§ What is asked
Quote every line as written. Omit pictures.

# START OF Supplied material

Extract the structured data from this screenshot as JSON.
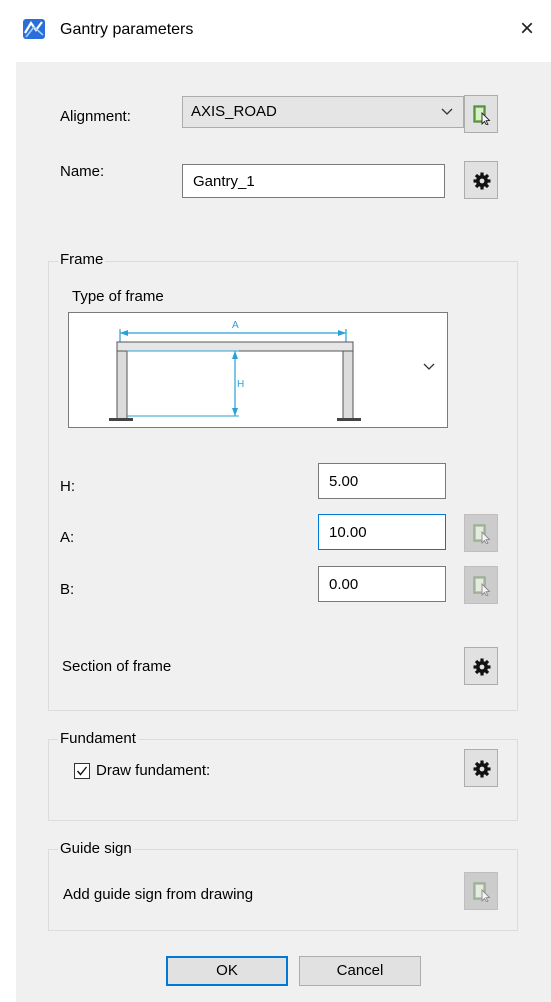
{
  "window": {
    "title": "Gantry parameters",
    "close_glyph": "×",
    "icon": "gantry-app-icon"
  },
  "alignment": {
    "label": "Alignment:",
    "value": "AXIS_ROAD",
    "pick_icon": "pick-from-drawing-icon"
  },
  "name": {
    "label": "Name:",
    "value": "Gantry_1",
    "settings_icon": "gear-icon"
  },
  "frame": {
    "group_title": "Frame",
    "type_label": "Type of frame",
    "diagram_labels": {
      "a": "A",
      "h": "H"
    },
    "fields": [
      {
        "label": "H:",
        "value": "5.00"
      },
      {
        "label": "A:",
        "value": "10.00"
      },
      {
        "label": "B:",
        "value": "0.00"
      }
    ],
    "section_label": "Section of frame"
  },
  "fundament": {
    "group_title": "Fundament",
    "checkbox_label": "Draw fundament:",
    "checked": true
  },
  "guide_sign": {
    "group_title": "Guide sign",
    "label": "Add guide sign from drawing"
  },
  "buttons": {
    "ok": "OK",
    "cancel": "Cancel"
  },
  "colors": {
    "accent": "#0078d7",
    "dialog_bg": "#f0f0f0",
    "diagram_line": "#29a0d8"
  }
}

# END OF Supplied material

§ Reply to the task
Extract the structured data from this screenshot as JSON.
{
  "window": {
    "title": "Gantry parameters",
    "close_glyph": "×",
    "icon": "gantry-app-icon"
  },
  "alignment": {
    "label": "Alignment:",
    "value": "AXIS_ROAD",
    "pick_icon": "pick-from-drawing-icon"
  },
  "name": {
    "label": "Name:",
    "value": "Gantry_1",
    "settings_icon": "gear-icon"
  },
  "frame": {
    "group_title": "Frame",
    "type_label": "Type of frame",
    "diagram_labels": {
      "a": "A",
      "h": "H"
    },
    "fields": [
      {
        "label": "H:",
        "value": "5.00"
      },
      {
        "label": "A:",
        "value": "10.00"
      },
      {
        "label": "B:",
        "value": "0.00"
      }
    ],
    "section_label": "Section of frame"
  },
  "fundament": {
    "group_title": "Fundament",
    "checkbox_label": "Draw fundament:",
    "checked": true
  },
  "guide_sign": {
    "group_title": "Guide sign",
    "label": "Add guide sign from drawing"
  },
  "buttons": {
    "ok": "OK",
    "cancel": "Cancel"
  },
  "colors": {
    "accent": "#0078d7",
    "dialog_bg": "#f0f0f0",
    "diagram_line": "#29a0d8"
  }
}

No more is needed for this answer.